> **PETUNJUK TUGAS**
Menurut bagian dokumen tentang iman, apa yang dibangkitkan iman dengan mencegah penelitian puas dengan formula-formulanya sendiri?

== BAGIAN DOKUMEN ==

Iman bukanlah gerak jiwa yang buta. Iman berciri intelektual. Karena lahir dari kasih Allah, iman memungkinkan kita memahami kebenaran kasih Allah yang total dan panggilan untuk saling mengasihi agar dapat tetap tinggal dalam kasih Allah itu. Terang kasih yang tepat untuk iman itu, menurut Paus, dapat menerangi pertanyaan-pertanyaan zaman kita tentang kebenaran. Iman mendorong ilmuwan untuk selalu terbuka terhadap realitas dengan segala kekayaannya yang tidak terhingga. Iman membangkitkan rasa kritis dengan mencegah penelitian dari puas dengan formula-formula sendiri dan membantu untuk menyadari bahwa alam selalu lebih besar. Dengan merangsang rasa kagum pada misteri penciptaan yang mendalam, iman memperluas cakrawala akal budi untuk menjelaskan lebih penuh dunia yang mengungkapkan dirinya untuk penyelidikan ilmiah (LF 34).
Meneruskan Iman
Iman bukanlah urusan privat, gagasan individualistik, atau pendapat pribadi. Iman pada dasarnya berciri eklesial. Iman bekerja dalam diri orang kristiani atas dasar rahmat yang diterima, yakni kasih yang menarik hati kita kepada Kristus dan memungkinkan kita menjadi bagian Gereja yang berziarah sepanjang sejarah sampai akhir dunia (LF 22). Pertanyaannya: bagaimana kita yakin, setelah berabad-abad, bahwa kita berjumpa dengan “Yesus yang riil”?

===
== ISI DATA ==

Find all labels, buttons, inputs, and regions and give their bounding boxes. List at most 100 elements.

===

> **JAWABAN TUGAS**
Rasa kritis.